[Dataset entries]
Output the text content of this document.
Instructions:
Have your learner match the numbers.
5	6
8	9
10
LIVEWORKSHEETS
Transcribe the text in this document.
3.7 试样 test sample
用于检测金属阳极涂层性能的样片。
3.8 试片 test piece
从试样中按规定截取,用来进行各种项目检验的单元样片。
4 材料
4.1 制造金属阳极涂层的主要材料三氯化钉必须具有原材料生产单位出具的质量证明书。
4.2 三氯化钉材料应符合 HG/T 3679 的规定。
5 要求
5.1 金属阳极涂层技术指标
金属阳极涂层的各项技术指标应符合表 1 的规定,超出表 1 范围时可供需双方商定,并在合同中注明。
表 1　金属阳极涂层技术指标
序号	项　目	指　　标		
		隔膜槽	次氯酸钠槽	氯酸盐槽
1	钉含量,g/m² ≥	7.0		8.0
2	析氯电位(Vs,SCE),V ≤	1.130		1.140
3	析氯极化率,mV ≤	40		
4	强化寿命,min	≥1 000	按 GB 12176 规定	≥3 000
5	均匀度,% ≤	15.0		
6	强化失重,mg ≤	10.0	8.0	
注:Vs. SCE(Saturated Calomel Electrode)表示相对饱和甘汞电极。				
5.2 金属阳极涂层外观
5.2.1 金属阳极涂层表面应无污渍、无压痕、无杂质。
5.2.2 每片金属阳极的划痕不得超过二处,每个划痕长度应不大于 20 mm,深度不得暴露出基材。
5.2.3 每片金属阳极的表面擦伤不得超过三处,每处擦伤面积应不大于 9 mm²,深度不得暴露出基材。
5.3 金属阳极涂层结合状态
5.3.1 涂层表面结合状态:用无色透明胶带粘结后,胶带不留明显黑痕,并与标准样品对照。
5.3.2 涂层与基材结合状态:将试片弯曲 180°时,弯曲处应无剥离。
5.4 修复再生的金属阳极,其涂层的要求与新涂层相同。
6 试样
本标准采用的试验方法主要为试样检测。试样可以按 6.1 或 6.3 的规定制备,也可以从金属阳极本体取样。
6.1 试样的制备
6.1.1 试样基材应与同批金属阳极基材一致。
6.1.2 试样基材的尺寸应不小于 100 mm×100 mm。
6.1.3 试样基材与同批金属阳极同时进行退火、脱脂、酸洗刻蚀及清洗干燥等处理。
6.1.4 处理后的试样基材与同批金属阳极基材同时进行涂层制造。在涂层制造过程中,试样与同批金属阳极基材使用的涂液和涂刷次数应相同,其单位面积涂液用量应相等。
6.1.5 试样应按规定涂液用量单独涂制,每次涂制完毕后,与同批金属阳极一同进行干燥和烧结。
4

WHAT IS NEEDED
Filter for "this". Return all lines that hold it.

WORKED ANSWER
Output the text content of this document.
Transcribe the text in this document.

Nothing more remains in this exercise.